We know the facts – Spanish cover worker, under successive contracts with the Ministry of Defence, claims compensation when the last contract ends upon returning the holder of the job, who was on leave for trade union duties – and we know the preliminary ruling of the Court of Justice of the European Union (‘CJEU’) in Case C–596/14 – De Diego Porras: excluding a cover worker from entitlement to receive the same compensation as that to which a comparable permanent employee is entitled is discriminatory.

Now, in the wake of numerous recent news items, opinions and reactions concerning a pronouncement with substantial legal, economic and even political repercussions, below follows proposed interpretive guidance that takes several issues into consideration.


A temporary cover /replacement contract is a needs–based contract just as the rest of temporary contracts, although, unlike some of these, no compensation is provided for when a temporary cover contract is terminated. The reasonable thing would have been to regard as discriminatory the treatment afforded by the Spanish legislature to cover workers, which does not apply compensation recognised to other temporary workers, and require it to equate them. But, in principle, the CJEU admits that Council Directive 1999/70/EC of 28 June 1999 concerning the framework agreement on fixed–term work concluded by ETUC, UNICE and CEEP (‘the Directive’), in particular clause 4 (principle o f non–discrimination) thereof, provides for a comparison not between different types of temporary contracts, but between temporary and permanent employees,. Hence, the above solution does not seem to be the one chosen by the CJEU; at least in principle, since to reject the argument supporting the lawfulness of the practice – i.e., that compensation is not provided for by national legislation for temporary employment contracts – it is stated that in comparable situations (“predictability of the end” of the contract) the granting of compensation is provided for, in clear reference to the compensation granted to other categories of fixed–term workers.


This judgment is given on the same date (14 September) as others that analyse the use of successive temporary contracts in the public sector where the service provided covers permanent, not cyclical, needs. Such could also be the approach of the judgment here analysed as, not surprisingly, it refers to a worker with successive temporary cover contracts and long dependency on the same employer. If so, it could be questioned whether this is a contract in abuse of the law (frau legis) that would require that the worker be treated as permanent, with the right to compensation appropriate to such contract (thirty–three days if the termination constitutes an unfair dismissal or twenty days if the termination is by reason of redundancy).

*BRIEF A*
Can you write out the commentary on the De Diego Porras ruling again, everything from "We know the facts" down to "entitled is discriminatory.", substituting "replacement worker" for "cover worker"?
*BRIEF B*
Do these statements agree with the commentary on the De Diego Porras ruling? Answer yes or no for each, quoting the words of the commentary that decide it.
(i) The judgment was given on 14 September.
(ii) Compensation is provided for when a temporary cover contract is terminated.
(iii) The compensation for a termination that constitutes an unfair dismissal is twenty days.
These records come from an unrelated source.

(Excerpts from a layout annotation set)
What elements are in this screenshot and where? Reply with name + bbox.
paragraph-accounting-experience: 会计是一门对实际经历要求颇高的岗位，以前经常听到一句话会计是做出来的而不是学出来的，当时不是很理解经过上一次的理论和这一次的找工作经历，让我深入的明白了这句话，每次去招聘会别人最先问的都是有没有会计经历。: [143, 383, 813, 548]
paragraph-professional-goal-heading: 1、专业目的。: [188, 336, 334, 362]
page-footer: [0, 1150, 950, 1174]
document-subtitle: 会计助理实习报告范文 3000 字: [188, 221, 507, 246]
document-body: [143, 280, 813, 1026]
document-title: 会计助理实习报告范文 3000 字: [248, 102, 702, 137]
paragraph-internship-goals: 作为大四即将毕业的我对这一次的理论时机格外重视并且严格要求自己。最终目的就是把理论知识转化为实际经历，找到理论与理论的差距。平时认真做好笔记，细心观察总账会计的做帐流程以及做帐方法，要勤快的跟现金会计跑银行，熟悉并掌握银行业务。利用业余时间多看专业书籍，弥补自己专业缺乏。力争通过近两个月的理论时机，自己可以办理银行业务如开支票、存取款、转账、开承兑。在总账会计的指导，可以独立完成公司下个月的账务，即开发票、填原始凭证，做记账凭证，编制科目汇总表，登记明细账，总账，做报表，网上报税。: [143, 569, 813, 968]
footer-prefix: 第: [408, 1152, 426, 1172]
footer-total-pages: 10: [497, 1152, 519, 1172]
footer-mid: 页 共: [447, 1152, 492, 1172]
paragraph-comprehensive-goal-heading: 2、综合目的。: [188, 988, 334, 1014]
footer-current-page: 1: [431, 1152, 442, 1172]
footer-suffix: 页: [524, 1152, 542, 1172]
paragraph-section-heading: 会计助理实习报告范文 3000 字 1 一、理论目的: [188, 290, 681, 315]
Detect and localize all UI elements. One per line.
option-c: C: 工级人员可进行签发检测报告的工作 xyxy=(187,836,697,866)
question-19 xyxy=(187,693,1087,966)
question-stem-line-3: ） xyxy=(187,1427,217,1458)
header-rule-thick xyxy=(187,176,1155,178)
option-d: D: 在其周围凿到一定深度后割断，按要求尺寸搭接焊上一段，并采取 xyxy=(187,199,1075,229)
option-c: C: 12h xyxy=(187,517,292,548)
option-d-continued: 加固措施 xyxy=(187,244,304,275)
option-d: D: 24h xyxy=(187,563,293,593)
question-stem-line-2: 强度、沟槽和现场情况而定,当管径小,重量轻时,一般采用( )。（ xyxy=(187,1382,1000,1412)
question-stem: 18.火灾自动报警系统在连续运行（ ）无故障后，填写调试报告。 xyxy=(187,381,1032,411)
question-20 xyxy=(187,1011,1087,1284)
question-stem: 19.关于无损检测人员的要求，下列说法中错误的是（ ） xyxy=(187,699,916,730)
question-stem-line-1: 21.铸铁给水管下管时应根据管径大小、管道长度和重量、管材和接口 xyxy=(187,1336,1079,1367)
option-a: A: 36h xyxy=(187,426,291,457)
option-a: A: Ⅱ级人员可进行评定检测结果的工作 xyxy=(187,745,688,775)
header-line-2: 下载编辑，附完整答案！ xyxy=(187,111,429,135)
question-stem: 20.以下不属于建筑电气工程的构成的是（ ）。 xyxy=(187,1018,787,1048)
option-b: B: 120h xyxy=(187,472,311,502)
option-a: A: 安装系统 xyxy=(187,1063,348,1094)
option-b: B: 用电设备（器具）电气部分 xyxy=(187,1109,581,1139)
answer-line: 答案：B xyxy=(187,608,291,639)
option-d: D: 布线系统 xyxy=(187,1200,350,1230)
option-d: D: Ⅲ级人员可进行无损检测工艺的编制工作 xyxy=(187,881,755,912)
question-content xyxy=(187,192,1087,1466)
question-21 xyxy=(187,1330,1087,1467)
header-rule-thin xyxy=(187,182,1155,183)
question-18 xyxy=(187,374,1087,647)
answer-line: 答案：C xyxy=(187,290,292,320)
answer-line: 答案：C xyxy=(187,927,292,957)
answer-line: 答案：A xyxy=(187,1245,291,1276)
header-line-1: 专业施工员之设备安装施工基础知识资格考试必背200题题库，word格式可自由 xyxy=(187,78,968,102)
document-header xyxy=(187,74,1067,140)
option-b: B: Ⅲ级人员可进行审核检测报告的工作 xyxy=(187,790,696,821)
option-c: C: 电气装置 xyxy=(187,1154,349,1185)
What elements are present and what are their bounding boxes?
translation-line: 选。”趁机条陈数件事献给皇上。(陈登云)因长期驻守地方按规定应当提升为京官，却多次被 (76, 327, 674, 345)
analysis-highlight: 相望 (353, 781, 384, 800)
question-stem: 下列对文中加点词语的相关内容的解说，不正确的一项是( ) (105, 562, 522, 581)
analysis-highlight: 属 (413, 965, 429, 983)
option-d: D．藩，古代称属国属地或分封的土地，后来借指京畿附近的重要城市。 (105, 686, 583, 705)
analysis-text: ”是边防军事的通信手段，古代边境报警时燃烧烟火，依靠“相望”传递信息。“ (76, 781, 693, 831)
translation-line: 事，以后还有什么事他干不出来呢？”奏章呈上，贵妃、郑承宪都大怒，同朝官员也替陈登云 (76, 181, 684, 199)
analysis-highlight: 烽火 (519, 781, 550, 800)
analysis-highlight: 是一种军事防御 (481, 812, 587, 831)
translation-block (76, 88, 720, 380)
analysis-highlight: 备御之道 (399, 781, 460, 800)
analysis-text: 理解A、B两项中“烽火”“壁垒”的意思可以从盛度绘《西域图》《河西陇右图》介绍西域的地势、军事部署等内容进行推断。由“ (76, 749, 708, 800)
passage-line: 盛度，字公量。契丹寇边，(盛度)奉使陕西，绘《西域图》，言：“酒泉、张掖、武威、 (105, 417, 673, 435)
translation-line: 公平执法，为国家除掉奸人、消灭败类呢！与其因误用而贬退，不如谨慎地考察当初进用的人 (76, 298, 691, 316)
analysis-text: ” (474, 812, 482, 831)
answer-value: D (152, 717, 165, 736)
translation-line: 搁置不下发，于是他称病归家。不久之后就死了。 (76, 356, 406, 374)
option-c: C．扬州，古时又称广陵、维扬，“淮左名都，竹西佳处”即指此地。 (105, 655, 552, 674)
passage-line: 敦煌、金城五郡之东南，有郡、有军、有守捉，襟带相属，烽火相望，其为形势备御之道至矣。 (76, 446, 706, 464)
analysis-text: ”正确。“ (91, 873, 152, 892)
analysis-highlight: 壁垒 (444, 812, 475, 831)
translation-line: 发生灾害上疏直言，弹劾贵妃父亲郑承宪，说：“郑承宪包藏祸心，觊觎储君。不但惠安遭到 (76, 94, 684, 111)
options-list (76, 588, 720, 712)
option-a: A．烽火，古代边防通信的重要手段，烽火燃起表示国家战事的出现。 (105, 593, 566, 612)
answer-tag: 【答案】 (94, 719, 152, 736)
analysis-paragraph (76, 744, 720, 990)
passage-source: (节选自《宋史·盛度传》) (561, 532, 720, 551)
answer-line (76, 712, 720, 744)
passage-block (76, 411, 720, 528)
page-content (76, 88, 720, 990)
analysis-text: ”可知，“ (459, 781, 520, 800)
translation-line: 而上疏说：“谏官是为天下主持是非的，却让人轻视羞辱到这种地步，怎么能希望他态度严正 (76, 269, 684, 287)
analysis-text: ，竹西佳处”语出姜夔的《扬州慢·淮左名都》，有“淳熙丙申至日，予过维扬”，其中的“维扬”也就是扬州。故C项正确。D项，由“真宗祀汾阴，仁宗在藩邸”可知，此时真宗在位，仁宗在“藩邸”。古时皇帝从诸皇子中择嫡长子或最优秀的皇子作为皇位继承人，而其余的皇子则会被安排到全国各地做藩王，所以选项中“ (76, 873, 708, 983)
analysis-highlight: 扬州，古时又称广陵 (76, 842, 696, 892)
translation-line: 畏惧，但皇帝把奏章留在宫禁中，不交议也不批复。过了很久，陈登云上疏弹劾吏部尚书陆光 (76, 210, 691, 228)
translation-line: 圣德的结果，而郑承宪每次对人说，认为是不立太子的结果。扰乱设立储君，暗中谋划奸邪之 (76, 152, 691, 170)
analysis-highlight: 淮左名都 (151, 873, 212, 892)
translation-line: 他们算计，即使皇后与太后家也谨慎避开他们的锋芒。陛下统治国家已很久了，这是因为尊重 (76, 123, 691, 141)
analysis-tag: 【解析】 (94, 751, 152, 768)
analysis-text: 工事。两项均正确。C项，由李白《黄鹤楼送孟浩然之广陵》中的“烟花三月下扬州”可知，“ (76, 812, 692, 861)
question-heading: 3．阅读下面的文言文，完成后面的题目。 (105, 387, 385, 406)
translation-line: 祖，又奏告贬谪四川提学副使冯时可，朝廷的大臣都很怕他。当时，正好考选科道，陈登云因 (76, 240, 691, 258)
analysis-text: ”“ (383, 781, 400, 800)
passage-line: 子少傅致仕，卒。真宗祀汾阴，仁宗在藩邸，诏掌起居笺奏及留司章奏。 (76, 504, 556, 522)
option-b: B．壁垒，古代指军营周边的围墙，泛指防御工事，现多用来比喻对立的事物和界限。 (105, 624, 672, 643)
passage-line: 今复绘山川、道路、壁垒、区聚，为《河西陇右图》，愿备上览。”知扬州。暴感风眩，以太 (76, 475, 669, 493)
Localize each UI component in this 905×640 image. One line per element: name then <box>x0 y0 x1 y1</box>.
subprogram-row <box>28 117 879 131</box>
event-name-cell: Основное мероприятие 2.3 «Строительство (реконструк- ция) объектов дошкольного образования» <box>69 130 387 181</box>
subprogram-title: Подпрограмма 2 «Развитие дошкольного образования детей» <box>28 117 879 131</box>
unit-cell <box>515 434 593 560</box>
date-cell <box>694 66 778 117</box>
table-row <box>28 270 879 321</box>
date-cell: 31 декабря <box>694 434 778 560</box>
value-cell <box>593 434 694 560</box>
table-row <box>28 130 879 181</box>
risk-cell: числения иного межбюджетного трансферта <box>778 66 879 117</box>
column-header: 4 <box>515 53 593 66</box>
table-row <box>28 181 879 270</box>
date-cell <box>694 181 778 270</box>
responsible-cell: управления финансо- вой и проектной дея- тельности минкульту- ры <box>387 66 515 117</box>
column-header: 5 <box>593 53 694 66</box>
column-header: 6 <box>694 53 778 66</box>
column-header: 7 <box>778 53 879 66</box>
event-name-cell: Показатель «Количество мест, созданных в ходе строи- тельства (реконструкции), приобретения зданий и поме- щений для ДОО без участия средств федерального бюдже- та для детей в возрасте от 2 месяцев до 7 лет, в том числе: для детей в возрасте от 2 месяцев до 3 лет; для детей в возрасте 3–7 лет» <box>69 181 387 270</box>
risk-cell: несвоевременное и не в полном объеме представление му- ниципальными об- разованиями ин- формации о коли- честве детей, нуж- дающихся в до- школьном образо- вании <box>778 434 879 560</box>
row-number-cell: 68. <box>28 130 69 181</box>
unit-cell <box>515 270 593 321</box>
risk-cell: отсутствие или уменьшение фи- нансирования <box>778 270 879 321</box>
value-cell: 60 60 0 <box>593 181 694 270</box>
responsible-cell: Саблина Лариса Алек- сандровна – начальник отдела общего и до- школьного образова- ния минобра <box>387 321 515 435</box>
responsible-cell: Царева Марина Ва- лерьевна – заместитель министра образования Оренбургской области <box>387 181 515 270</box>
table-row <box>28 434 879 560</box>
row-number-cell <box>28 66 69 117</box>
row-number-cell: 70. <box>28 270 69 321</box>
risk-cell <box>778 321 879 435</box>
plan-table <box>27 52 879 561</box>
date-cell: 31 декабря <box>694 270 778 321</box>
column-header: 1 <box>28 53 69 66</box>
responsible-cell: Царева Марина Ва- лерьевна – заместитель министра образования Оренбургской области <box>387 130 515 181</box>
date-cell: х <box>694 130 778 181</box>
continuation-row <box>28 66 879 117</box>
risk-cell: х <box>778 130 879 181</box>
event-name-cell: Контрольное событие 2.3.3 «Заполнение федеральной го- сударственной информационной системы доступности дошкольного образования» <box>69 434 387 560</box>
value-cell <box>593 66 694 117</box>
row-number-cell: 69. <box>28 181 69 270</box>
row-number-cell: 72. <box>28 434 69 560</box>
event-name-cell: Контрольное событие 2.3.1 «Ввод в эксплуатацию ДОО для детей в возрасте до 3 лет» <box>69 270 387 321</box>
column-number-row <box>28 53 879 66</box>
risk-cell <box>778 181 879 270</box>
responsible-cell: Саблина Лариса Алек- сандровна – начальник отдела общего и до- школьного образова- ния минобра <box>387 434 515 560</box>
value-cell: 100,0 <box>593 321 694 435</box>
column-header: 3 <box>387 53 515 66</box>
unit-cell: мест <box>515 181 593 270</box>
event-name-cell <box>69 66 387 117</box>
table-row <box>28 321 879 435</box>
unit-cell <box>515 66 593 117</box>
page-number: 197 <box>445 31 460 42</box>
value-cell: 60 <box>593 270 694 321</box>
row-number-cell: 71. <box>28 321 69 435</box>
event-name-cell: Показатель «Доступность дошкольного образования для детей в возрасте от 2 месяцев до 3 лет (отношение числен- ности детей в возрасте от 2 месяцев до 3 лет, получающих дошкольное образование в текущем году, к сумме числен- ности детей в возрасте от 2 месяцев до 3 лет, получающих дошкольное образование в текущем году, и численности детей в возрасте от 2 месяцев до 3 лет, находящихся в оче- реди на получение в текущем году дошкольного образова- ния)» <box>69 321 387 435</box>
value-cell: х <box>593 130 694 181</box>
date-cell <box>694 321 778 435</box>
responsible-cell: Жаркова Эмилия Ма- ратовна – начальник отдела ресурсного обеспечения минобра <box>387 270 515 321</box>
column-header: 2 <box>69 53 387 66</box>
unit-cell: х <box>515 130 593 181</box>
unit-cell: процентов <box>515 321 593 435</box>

*EXERCISE SOLUTION A*
We know the facts – Spanish replacement worker, under successive contracts with the Ministry of Defence, claims compensation when the last contract ends upon returning the holder of the job, who was on leave for trade union duties – and we know the preliminary ruling of the Court of Justice of the European Union (‘CJEU’) in Case C–596/14 – De Diego Porras: excluding a replacement worker from entitlement to receive the same compensation as that to which a comparable permanent employee is entitled is discriminatory.

*EXERCISE SOLUTION B*
(i) Yes: "This judgment is given on the same date (14 September)"
(ii) No: "no compensation is provided for when a temporary cover contract is terminated"
(iii) No: "thirty–three days if the termination constitutes an unfair dismissal"